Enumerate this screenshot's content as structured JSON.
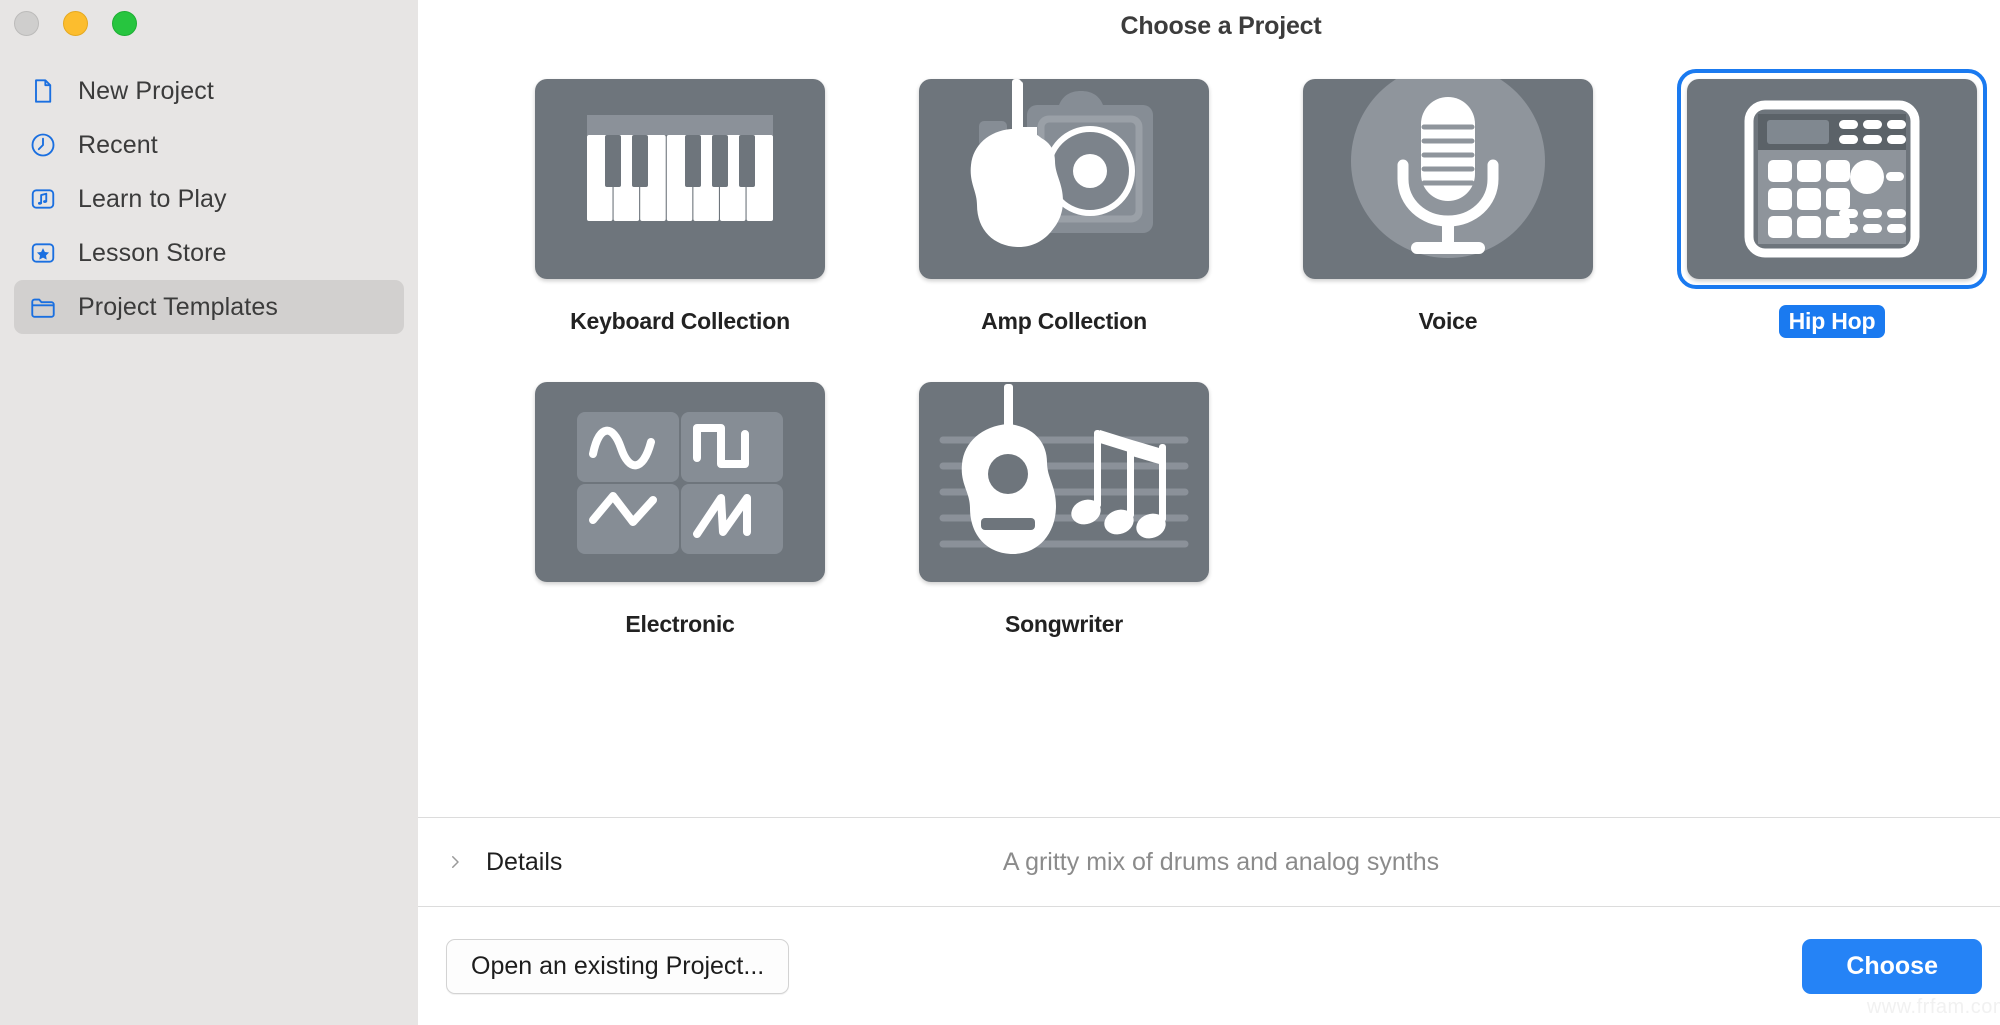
{
  "window": {
    "traffic_lights": [
      {
        "name": "close",
        "color": "#cfcecd"
      },
      {
        "name": "minimize",
        "color": "#fcbd2e"
      },
      {
        "name": "zoom",
        "color": "#27c53f"
      }
    ]
  },
  "sidebar": {
    "items": [
      {
        "label": "New Project",
        "icon": "document-icon",
        "selected": false
      },
      {
        "label": "Recent",
        "icon": "clock-icon",
        "selected": false
      },
      {
        "label": "Learn to Play",
        "icon": "music-note-icon",
        "selected": false
      },
      {
        "label": "Lesson Store",
        "icon": "star-icon",
        "selected": false
      },
      {
        "label": "Project Templates",
        "icon": "folder-icon",
        "selected": true
      }
    ]
  },
  "main": {
    "title": "Choose a Project",
    "tiles": [
      {
        "label": "Keyboard Collection",
        "icon": "piano-keyboard-icon",
        "selected": false
      },
      {
        "label": "Amp Collection",
        "icon": "electric-guitar-amp-icon",
        "selected": false
      },
      {
        "label": "Voice",
        "icon": "microphone-icon",
        "selected": false
      },
      {
        "label": "Hip Hop",
        "icon": "drum-machine-icon",
        "selected": true
      },
      {
        "label": "Electronic",
        "icon": "waveforms-icon",
        "selected": false
      },
      {
        "label": "Songwriter",
        "icon": "acoustic-guitar-notes-icon",
        "selected": false
      }
    ]
  },
  "details": {
    "label": "Details",
    "description": "A gritty mix of drums and analog synths",
    "expanded": false
  },
  "footer": {
    "open_label": "Open an existing Project...",
    "choose_label": "Choose"
  },
  "watermark": "www.frfam.com",
  "colors": {
    "accent": "#1a7af0",
    "choose_button": "#2583f6",
    "sidebar_bg": "#e7e5e4",
    "tile_bg": "#6e757c",
    "tile_inner": "#8b9199",
    "selection_row": "#d2d0cf"
  }
}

....

Return only those lines of the records that contain the string "guitar".

        "icon": "electric-guitar-amp-icon",
        "icon": "acoustic-guitar-notes-icon",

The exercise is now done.